**ENTRIES**
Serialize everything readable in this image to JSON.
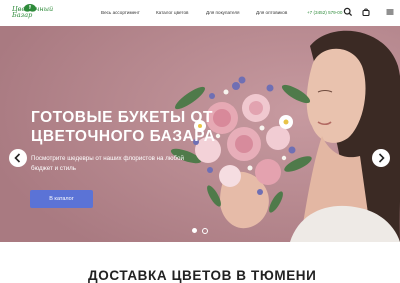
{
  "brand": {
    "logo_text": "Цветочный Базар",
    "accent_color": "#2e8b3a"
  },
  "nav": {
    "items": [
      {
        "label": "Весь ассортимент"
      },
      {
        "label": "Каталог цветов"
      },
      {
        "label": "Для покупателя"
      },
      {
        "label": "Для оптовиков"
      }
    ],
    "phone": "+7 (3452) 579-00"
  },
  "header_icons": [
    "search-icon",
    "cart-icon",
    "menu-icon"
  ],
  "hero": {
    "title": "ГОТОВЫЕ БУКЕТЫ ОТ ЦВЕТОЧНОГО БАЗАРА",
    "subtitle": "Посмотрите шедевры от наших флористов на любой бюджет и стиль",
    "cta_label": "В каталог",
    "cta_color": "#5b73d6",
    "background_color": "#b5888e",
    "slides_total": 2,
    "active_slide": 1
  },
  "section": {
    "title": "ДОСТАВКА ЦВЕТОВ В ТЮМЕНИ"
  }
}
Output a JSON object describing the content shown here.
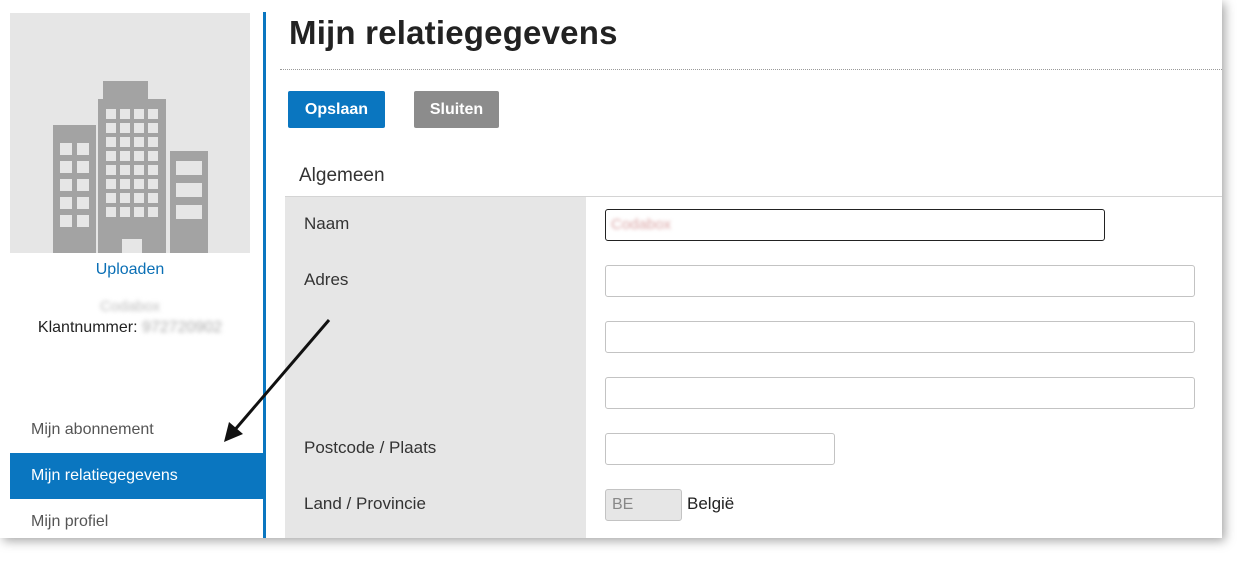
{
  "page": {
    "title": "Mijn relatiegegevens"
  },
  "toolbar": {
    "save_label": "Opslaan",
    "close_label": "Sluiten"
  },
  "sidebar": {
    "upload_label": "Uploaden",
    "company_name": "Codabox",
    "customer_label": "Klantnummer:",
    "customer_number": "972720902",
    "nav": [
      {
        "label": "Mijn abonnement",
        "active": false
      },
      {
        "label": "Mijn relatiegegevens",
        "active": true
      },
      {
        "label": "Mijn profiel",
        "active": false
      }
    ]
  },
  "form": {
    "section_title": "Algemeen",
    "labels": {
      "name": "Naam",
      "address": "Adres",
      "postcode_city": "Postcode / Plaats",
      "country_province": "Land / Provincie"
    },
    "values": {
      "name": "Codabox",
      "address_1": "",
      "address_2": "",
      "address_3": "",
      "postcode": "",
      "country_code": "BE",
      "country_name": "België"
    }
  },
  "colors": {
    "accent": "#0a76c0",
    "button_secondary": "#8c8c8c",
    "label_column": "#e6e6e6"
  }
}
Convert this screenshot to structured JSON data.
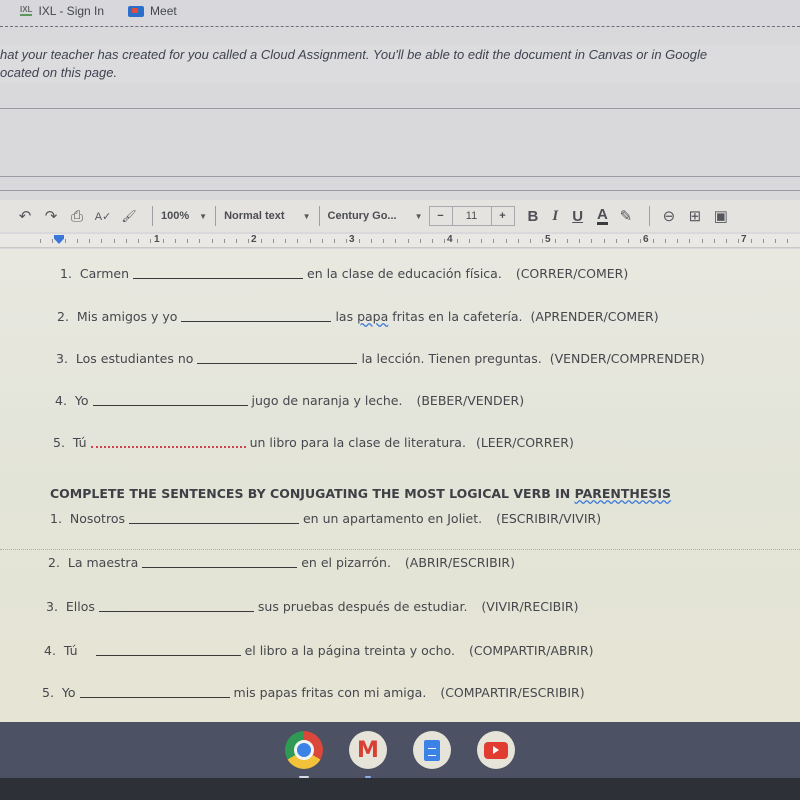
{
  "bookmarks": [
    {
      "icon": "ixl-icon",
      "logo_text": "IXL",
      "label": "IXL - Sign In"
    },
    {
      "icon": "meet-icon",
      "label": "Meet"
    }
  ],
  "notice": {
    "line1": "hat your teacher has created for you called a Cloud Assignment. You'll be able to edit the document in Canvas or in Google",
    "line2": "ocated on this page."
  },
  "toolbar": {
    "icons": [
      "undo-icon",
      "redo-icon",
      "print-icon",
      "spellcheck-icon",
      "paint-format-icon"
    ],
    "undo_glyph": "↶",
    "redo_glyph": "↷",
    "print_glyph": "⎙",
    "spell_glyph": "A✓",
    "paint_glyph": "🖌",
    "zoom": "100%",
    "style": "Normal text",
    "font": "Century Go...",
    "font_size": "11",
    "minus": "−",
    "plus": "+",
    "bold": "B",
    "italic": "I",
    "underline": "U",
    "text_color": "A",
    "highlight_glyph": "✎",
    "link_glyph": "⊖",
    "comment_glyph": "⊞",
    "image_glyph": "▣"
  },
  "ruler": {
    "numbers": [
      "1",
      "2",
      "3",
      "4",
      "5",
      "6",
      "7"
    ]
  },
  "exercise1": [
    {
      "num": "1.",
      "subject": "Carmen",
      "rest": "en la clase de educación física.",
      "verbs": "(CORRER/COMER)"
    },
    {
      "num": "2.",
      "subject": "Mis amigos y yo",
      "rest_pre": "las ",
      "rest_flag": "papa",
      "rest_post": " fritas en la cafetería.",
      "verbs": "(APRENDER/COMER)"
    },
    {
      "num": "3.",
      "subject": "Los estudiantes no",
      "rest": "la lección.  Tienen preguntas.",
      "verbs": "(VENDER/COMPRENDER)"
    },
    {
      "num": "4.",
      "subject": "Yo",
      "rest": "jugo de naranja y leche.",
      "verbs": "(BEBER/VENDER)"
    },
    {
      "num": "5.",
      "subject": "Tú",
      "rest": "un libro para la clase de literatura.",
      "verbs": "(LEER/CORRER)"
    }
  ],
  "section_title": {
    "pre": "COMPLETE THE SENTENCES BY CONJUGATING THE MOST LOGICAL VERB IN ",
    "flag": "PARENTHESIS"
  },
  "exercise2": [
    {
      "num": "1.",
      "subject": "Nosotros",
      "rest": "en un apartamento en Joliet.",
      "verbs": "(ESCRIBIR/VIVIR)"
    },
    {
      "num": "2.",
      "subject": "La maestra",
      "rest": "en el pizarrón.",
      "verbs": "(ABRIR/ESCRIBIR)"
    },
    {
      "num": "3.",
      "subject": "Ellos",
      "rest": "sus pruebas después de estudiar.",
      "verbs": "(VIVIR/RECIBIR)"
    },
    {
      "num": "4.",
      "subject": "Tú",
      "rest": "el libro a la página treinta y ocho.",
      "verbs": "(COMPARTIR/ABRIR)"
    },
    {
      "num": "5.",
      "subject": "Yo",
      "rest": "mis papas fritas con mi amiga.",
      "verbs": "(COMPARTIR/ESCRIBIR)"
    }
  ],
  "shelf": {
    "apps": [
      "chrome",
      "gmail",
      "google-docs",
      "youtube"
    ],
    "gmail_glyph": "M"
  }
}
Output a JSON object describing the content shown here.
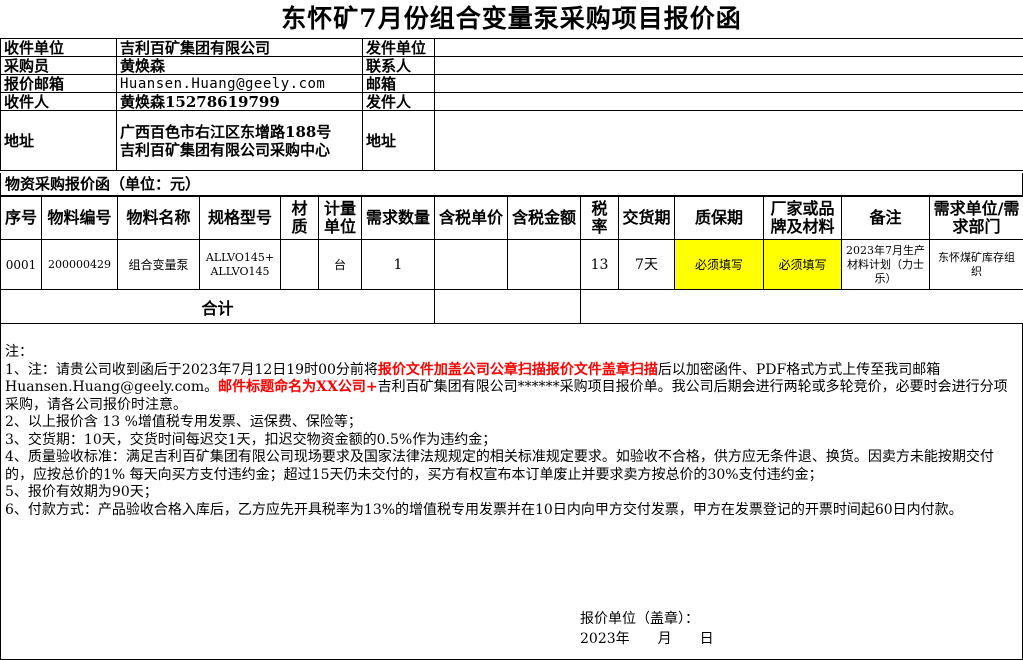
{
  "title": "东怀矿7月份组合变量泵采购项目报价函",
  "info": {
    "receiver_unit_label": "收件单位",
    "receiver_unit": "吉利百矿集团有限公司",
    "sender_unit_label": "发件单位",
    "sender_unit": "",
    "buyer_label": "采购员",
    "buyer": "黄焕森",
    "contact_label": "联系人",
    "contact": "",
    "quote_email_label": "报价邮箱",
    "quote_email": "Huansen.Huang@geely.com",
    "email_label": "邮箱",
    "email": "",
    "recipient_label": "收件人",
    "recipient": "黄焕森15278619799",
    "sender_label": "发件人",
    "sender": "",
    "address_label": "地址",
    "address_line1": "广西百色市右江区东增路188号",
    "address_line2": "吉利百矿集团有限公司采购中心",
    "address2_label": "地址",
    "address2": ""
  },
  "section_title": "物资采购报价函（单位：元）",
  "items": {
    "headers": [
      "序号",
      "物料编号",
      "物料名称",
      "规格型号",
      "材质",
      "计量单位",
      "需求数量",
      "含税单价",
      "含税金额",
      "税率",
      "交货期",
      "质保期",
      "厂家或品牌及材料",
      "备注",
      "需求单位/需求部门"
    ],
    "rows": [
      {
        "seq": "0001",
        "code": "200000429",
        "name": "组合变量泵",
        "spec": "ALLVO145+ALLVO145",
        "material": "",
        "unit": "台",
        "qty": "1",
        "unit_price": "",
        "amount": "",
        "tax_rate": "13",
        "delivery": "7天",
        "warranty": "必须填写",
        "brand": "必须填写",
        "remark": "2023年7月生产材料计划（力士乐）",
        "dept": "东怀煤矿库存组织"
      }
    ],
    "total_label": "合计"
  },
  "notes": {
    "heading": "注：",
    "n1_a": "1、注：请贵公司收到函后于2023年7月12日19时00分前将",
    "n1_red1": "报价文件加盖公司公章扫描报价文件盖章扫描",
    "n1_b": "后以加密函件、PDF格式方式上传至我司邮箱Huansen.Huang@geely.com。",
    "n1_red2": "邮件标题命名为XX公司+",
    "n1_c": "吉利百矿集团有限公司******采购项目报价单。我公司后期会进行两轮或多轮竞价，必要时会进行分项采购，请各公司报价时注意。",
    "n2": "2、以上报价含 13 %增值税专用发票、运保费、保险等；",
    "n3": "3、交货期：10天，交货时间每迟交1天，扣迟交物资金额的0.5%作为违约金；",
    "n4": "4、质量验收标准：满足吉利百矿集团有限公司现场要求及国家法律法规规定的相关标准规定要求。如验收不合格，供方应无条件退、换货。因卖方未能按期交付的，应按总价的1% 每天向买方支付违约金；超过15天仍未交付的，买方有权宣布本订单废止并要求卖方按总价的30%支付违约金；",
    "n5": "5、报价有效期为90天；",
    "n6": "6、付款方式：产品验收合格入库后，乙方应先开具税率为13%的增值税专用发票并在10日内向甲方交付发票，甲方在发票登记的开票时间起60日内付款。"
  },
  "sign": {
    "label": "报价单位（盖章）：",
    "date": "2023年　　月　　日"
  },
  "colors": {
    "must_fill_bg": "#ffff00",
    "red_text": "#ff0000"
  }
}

**SET EXERCISE**
Locate each line containing the string "COMPARTIR" and show it.

**EXERCISE RESULT**
      "verbs": "(COMPARTIR/ABRIR)"
      "verbs": "(COMPARTIR/ESCRIBIR)"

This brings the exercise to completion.